### What is needed
Gather all lines from the material that contain the word "with".

### Excerpted data

══════════════════════════════

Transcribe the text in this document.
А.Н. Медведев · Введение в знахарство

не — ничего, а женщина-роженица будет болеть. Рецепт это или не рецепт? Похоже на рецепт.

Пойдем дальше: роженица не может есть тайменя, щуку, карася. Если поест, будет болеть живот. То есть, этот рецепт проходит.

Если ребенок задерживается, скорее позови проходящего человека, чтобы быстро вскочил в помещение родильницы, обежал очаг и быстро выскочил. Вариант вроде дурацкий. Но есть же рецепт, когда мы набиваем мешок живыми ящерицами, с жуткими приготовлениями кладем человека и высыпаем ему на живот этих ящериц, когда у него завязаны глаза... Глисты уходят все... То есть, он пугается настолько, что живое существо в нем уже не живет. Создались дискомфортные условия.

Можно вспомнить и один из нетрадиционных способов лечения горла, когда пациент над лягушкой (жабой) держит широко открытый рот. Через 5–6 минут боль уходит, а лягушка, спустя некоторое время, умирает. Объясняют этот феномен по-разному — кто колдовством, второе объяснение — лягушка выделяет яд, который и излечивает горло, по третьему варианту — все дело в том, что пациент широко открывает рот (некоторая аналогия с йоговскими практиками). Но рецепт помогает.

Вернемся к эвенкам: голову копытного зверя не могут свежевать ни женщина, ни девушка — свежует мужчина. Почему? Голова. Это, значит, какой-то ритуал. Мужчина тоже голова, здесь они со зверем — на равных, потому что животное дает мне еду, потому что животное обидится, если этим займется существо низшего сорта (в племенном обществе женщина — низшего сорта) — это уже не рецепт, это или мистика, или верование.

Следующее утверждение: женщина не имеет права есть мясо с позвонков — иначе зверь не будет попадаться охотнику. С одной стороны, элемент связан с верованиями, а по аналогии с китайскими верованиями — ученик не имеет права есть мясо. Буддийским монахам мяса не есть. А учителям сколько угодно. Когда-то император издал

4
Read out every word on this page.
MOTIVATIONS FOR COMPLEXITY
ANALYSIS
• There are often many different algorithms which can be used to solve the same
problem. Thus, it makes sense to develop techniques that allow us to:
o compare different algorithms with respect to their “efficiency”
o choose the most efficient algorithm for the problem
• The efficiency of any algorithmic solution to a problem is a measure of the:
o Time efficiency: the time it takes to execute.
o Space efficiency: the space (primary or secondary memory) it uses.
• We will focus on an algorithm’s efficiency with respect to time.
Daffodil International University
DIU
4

══════════════════════════════

### The response
o compare different algorithms with respect to their “efficiency”
• We will focus on an algorithm’s efficiency with respect to time.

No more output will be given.